• WHAT TO DO
Write out each line exactly as given. Leave the pictures out of your copy.

• DATA TO USE
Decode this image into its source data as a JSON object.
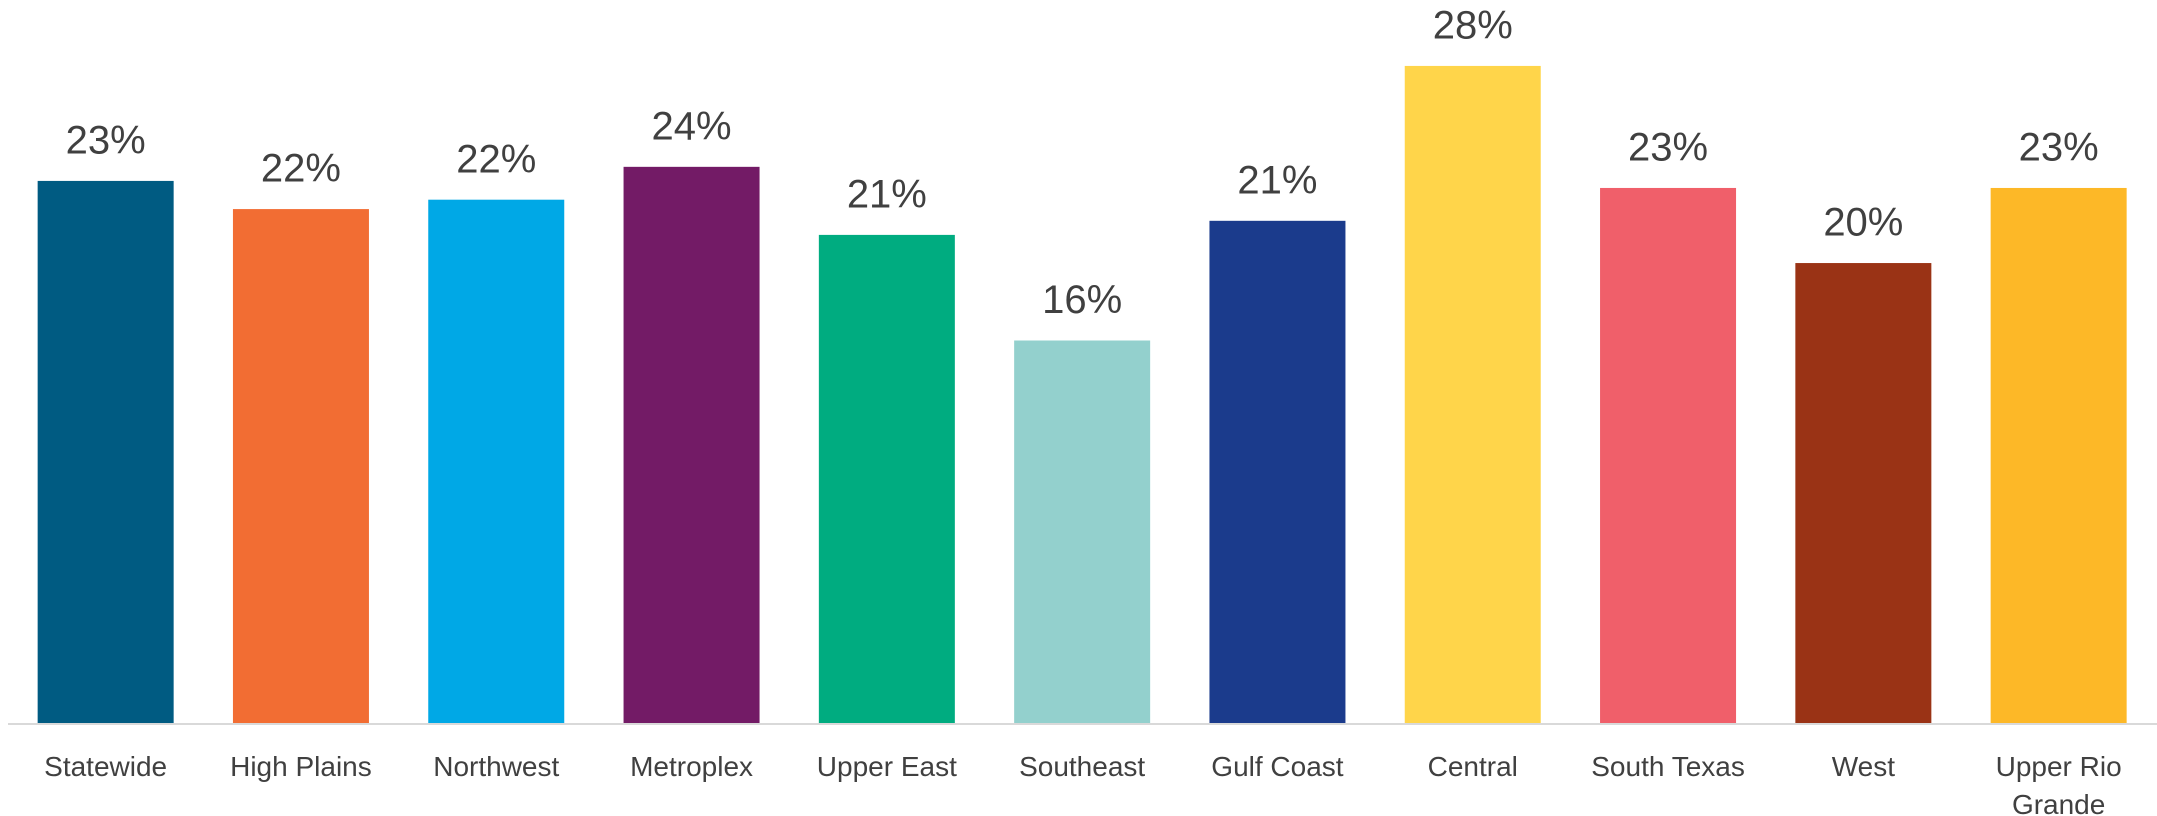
{
  "chart_data": {
    "type": "bar",
    "categories": [
      "Statewide",
      "High Plains",
      "Northwest",
      "Metroplex",
      "Upper East",
      "Southeast",
      "Gulf Coast",
      "Central",
      "South Texas",
      "West",
      "Upper Rio Grande"
    ],
    "values": [
      23.1,
      21.9,
      22.3,
      23.7,
      20.8,
      16.3,
      21.4,
      28,
      22.8,
      19.6,
      22.8
    ],
    "value_labels": [
      "23%",
      "22%",
      "22%",
      "24%",
      "21%",
      "16%",
      "21%",
      "28%",
      "23%",
      "20%",
      "23%"
    ],
    "colors": [
      "#005b82",
      "#f26d33",
      "#00a8e6",
      "#731b66",
      "#00ac80",
      "#93d0cd",
      "#1b3b8c",
      "#ffd54a",
      "#f05f6a",
      "#9a3315",
      "#fdb827"
    ],
    "ylim": [
      0,
      30
    ]
  }
}
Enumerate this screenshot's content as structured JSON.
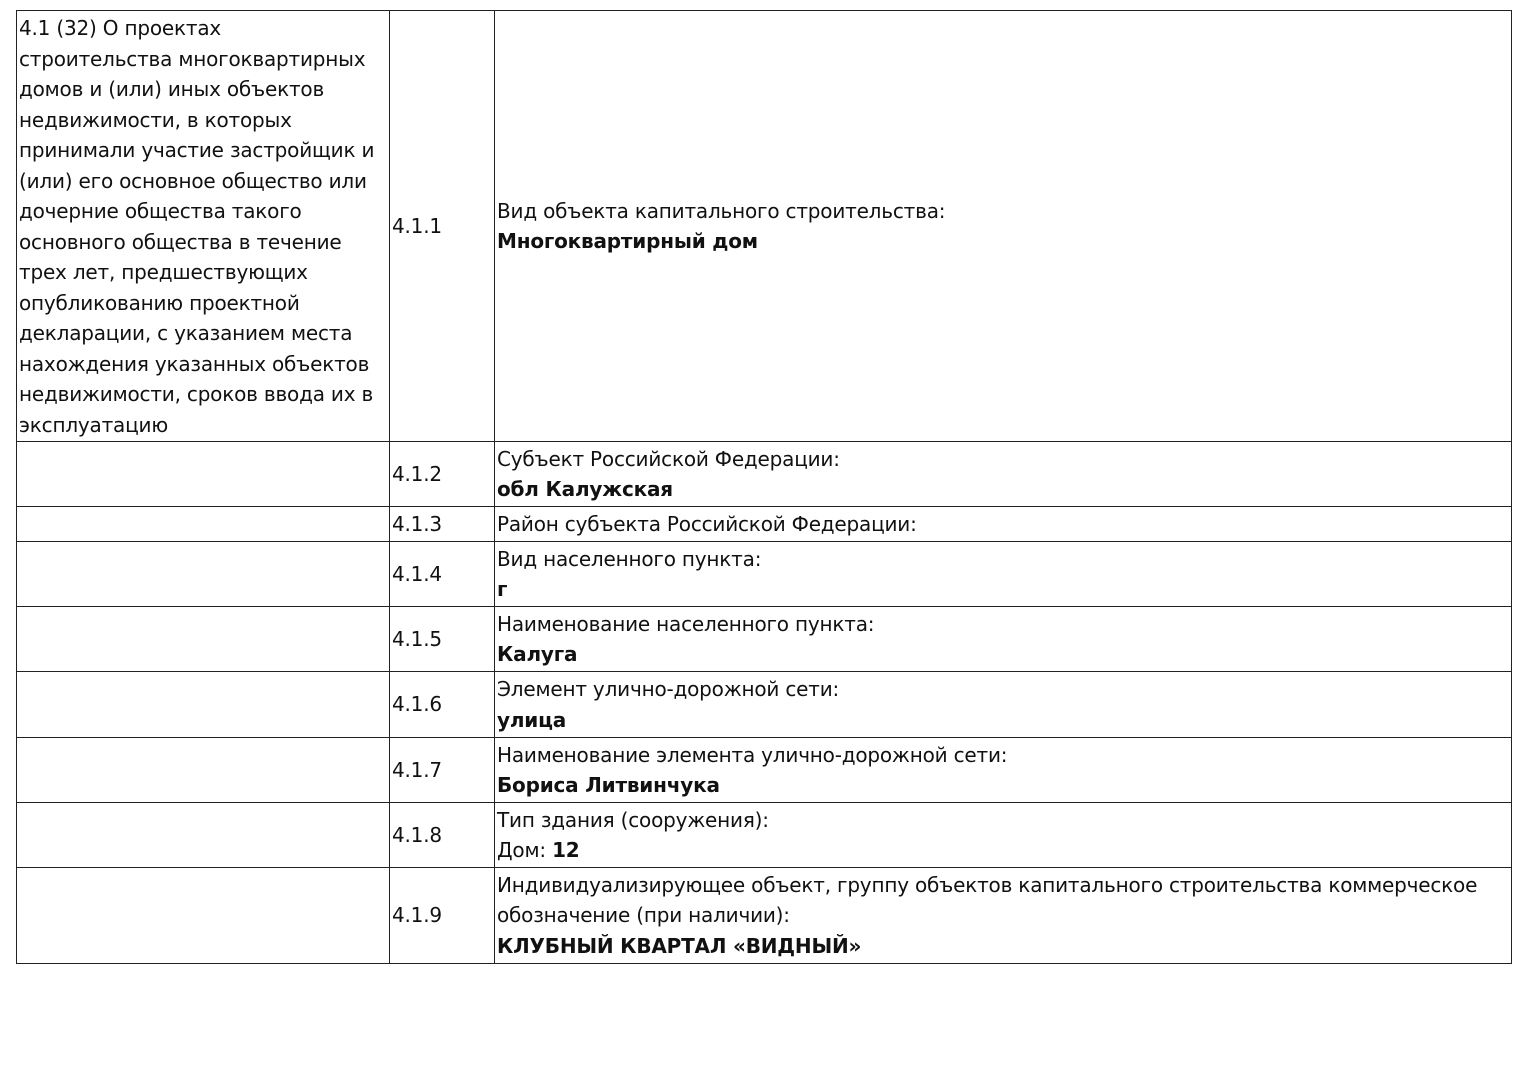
{
  "section_title_lines": [
    "4.1 (32) О проектах",
    "строительства многоквартирных",
    "домов и (или) иных объектов",
    "недвижимости, в которых",
    "принимали участие застройщик и",
    "(или) его основное общество или",
    "дочерние общества такого",
    "основного общества в течение",
    "трех лет, предшествующих",
    "опубликованию проектной",
    "декларации, с указанием места",
    "нахождения указанных объектов",
    "недвижимости, сроков ввода их в",
    "эксплуатацию"
  ],
  "rows": [
    {
      "num": "4.1.1",
      "label": "Вид объекта капитального строительства:",
      "value": "Многоквартирный дом"
    },
    {
      "num": "4.1.2",
      "label": "Субъект Российской Федерации:",
      "value": "обл Калужская"
    },
    {
      "num": "4.1.3",
      "label": "Район субъекта Российской Федерации:",
      "value": ""
    },
    {
      "num": "4.1.4",
      "label": "Вид населенного пункта:",
      "value": "г"
    },
    {
      "num": "4.1.5",
      "label": "Наименование населенного пункта:",
      "value": "Калуга"
    },
    {
      "num": "4.1.6",
      "label": "Элемент улично-дорожной сети:",
      "value": "улица"
    },
    {
      "num": "4.1.7",
      "label": "Наименование элемента улично-дорожной сети:",
      "value": "Бориса Литвинчука"
    },
    {
      "num": "4.1.8",
      "label": "Тип здания (сооружения):",
      "value_prefix": "Дом:",
      "value": "12"
    },
    {
      "num": "4.1.9",
      "label_lines": [
        "Индивидуализирующее объект, группу объектов капитального строительства коммерческое",
        "обозначение (при наличии):"
      ],
      "value": "КЛУБНЫЙ КВАРТАЛ «ВИДНЫЙ»"
    }
  ]
}
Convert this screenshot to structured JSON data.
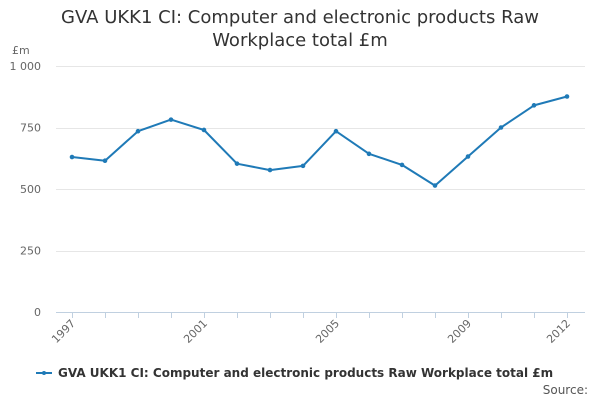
{
  "chart_data": {
    "type": "line",
    "title": "GVA UKK1 CI: Computer and electronic products Raw Workplace total £m",
    "xlabel": "",
    "ylabel": "£m",
    "x": [
      1997,
      1998,
      1999,
      2000,
      2001,
      2002,
      2003,
      2004,
      2005,
      2006,
      2007,
      2008,
      2009,
      2010,
      2011,
      2012
    ],
    "series": [
      {
        "name": "GVA UKK1 CI: Computer and electronic products Raw Workplace total £m",
        "values": [
          630,
          615,
          735,
          782,
          740,
          603,
          577,
          594,
          735,
          643,
          598,
          514,
          632,
          750,
          840,
          876
        ]
      }
    ],
    "ylim": [
      0,
      1000
    ],
    "xlim": [
      1997,
      2012
    ],
    "y_ticks": [
      0,
      250,
      500,
      750,
      1000
    ],
    "y_tick_labels": [
      "0",
      "250",
      "500",
      "750",
      "1 000"
    ],
    "x_tick_labels": [
      "1997",
      "2001",
      "2005",
      "2009",
      "2012"
    ],
    "grid": "horizontal",
    "legend_position": "bottom-left",
    "color": "#1f7ab7"
  },
  "source_label": "Source:"
}
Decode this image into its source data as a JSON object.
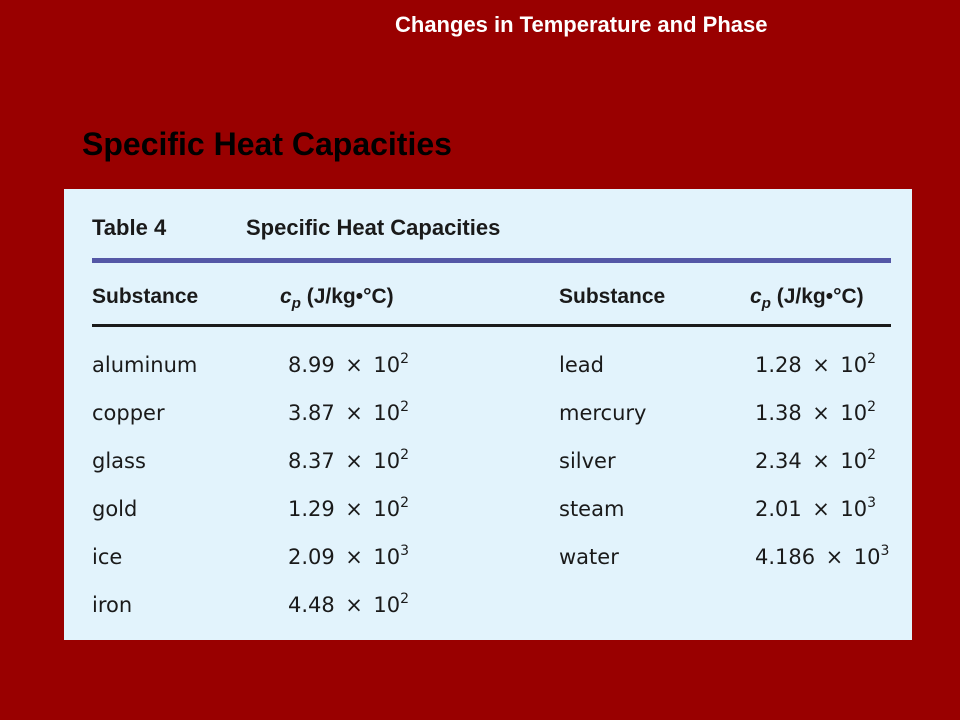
{
  "slide": {
    "header": "Changes in Temperature and Phase",
    "title": "Specific Heat Capacities"
  },
  "table": {
    "caption_number": "Table 4",
    "caption_title": "Specific Heat Capacities",
    "columns": {
      "substance": "Substance",
      "cp_symbol": "c",
      "cp_subscript": "p",
      "cp_units": "(J/kg•°C)"
    },
    "times_symbol": "×",
    "base": "10",
    "left_rows": [
      {
        "substance": "aluminum",
        "mantissa": "8.99",
        "exponent": "2"
      },
      {
        "substance": "copper",
        "mantissa": "3.87",
        "exponent": "2"
      },
      {
        "substance": "glass",
        "mantissa": "8.37",
        "exponent": "2"
      },
      {
        "substance": "gold",
        "mantissa": "1.29",
        "exponent": "2"
      },
      {
        "substance": "ice",
        "mantissa": "2.09",
        "exponent": "3"
      },
      {
        "substance": "iron",
        "mantissa": "4.48",
        "exponent": "2"
      }
    ],
    "right_rows": [
      {
        "substance": "lead",
        "mantissa": "1.28",
        "exponent": "2"
      },
      {
        "substance": "mercury",
        "mantissa": "1.38",
        "exponent": "2"
      },
      {
        "substance": "silver",
        "mantissa": "2.34",
        "exponent": "2"
      },
      {
        "substance": "steam",
        "mantissa": "2.01",
        "exponent": "3"
      },
      {
        "substance": "water",
        "mantissa": "4.186",
        "exponent": "3"
      }
    ]
  }
}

• WORKED ANSWER
Decode this image into its source data as a JSON object.
{
  "chart_data": {
    "type": "bar",
    "categories": [
      "Statewide",
      "High Plains",
      "Northwest",
      "Metroplex",
      "Upper East",
      "Southeast",
      "Gulf Coast",
      "Central",
      "South Texas",
      "West",
      "Upper Rio Grande"
    ],
    "values": [
      23.1,
      21.9,
      22.3,
      23.7,
      20.8,
      16.3,
      21.4,
      28,
      22.8,
      19.6,
      22.8
    ],
    "value_labels": [
      "23%",
      "22%",
      "22%",
      "24%",
      "21%",
      "16%",
      "21%",
      "28%",
      "23%",
      "20%",
      "23%"
    ],
    "colors": [
      "#005b82",
      "#f26d33",
      "#00a8e6",
      "#731b66",
      "#00ac80",
      "#93d0cd",
      "#1b3b8c",
      "#ffd54a",
      "#f05f6a",
      "#9a3315",
      "#fdb827"
    ],
    "ylim": [
      0,
      30
    ]
  }
}
Enumerate this screenshot's content as structured JSON.
{
  "section_title_lines": [
    "4.1 (32) О проектах",
    "строительства многоквартирных",
    "домов и (или) иных объектов",
    "недвижимости, в которых",
    "принимали участие застройщик и",
    "(или) его основное общество или",
    "дочерние общества такого",
    "основного общества в течение",
    "трех лет, предшествующих",
    "опубликованию проектной",
    "декларации, с указанием места",
    "нахождения указанных объектов",
    "недвижимости, сроков ввода их в",
    "эксплуатацию"
  ],
  "rows": [
    {
      "num": "4.1.1",
      "label": "Вид объекта капитального строительства:",
      "value": "Многоквартирный дом"
    },
    {
      "num": "4.1.2",
      "label": "Субъект Российской Федерации:",
      "value": "обл Калужская"
    },
    {
      "num": "4.1.3",
      "label": "Район субъекта Российской Федерации:",
      "value": ""
    },
    {
      "num": "4.1.4",
      "label": "Вид населенного пункта:",
      "value": "г"
    },
    {
      "num": "4.1.5",
      "label": "Наименование населенного пункта:",
      "value": "Калуга"
    },
    {
      "num": "4.1.6",
      "label": "Элемент улично-дорожной сети:",
      "value": "улица"
    },
    {
      "num": "4.1.7",
      "label": "Наименование элемента улично-дорожной сети:",
      "value": "Бориса Литвинчука"
    },
    {
      "num": "4.1.8",
      "label": "Тип здания (сооружения):",
      "value_prefix": "Дом:",
      "value": "12"
    },
    {
      "num": "4.1.9",
      "label_lines": [
        "Индивидуализирующее объект, группу объектов капитального строительства коммерческое",
        "обозначение (при наличии):"
      ],
      "value": "КЛУБНЫЙ КВАРТАЛ «ВИДНЫЙ»"
    }
  ]
}
Convert this screenshot to structured JSON data.
{
  "chart_data": {
    "type": "line",
    "title": "GVA UKK1 CI: Computer and electronic products Raw Workplace total £m",
    "xlabel": "",
    "ylabel": "£m",
    "x": [
      1997,
      1998,
      1999,
      2000,
      2001,
      2002,
      2003,
      2004,
      2005,
      2006,
      2007,
      2008,
      2009,
      2010,
      2011,
      2012
    ],
    "series": [
      {
        "name": "GVA UKK1 CI: Computer and electronic products Raw Workplace total £m",
        "values": [
          630,
          615,
          735,
          782,
          740,
          603,
          577,
          594,
          735,
          643,
          598,
          514,
          632,
          750,
          840,
          876
        ]
      }
    ],
    "ylim": [
      0,
      1000
    ],
    "xlim": [
      1997,
      2012
    ],
    "y_ticks": [
      0,
      250,
      500,
      750,
      1000
    ],
    "y_tick_labels": [
      "0",
      "250",
      "500",
      "750",
      "1 000"
    ],
    "x_tick_labels": [
      "1997",
      "2001",
      "2005",
      "2009",
      "2012"
    ],
    "grid": "horizontal",
    "legend_position": "bottom-left",
    "color": "#1f7ab7"
  },
  "source_label": "Source:"
}
Decode this image into its source data as a JSON object.
{
  "slide": {
    "header": "Changes in Temperature and Phase",
    "title": "Specific Heat Capacities"
  },
  "table": {
    "caption_number": "Table 4",
    "caption_title": "Specific Heat Capacities",
    "columns": {
      "substance": "Substance",
      "cp_symbol": "c",
      "cp_subscript": "p",
      "cp_units": "(J/kg•°C)"
    },
    "times_symbol": "×",
    "base": "10",
    "left_rows": [
      {
        "substance": "aluminum",
        "mantissa": "8.99",
        "exponent": "2"
      },
      {
        "substance": "copper",
        "mantissa": "3.87",
        "exponent": "2"
      },
      {
        "substance": "glass",
        "mantissa": "8.37",
        "exponent": "2"
      },
      {
        "substance": "gold",
        "mantissa": "1.29",
        "exponent": "2"
      },
      {
        "substance": "ice",
        "mantissa": "2.09",
        "exponent": "3"
      },
      {
        "substance": "iron",
        "mantissa": "4.48",
        "exponent": "2"
      }
    ],
    "right_rows": [
      {
        "substance": "lead",
        "mantissa": "1.28",
        "exponent": "2"
      },
      {
        "substance": "mercury",
        "mantissa": "1.38",
        "exponent": "2"
      },
      {
        "substance": "silver",
        "mantissa": "2.34",
        "exponent": "2"
      },
      {
        "substance": "steam",
        "mantissa": "2.01",
        "exponent": "3"
      },
      {
        "substance": "water",
        "mantissa": "4.186",
        "exponent": "3"
      }
    ]
  }
}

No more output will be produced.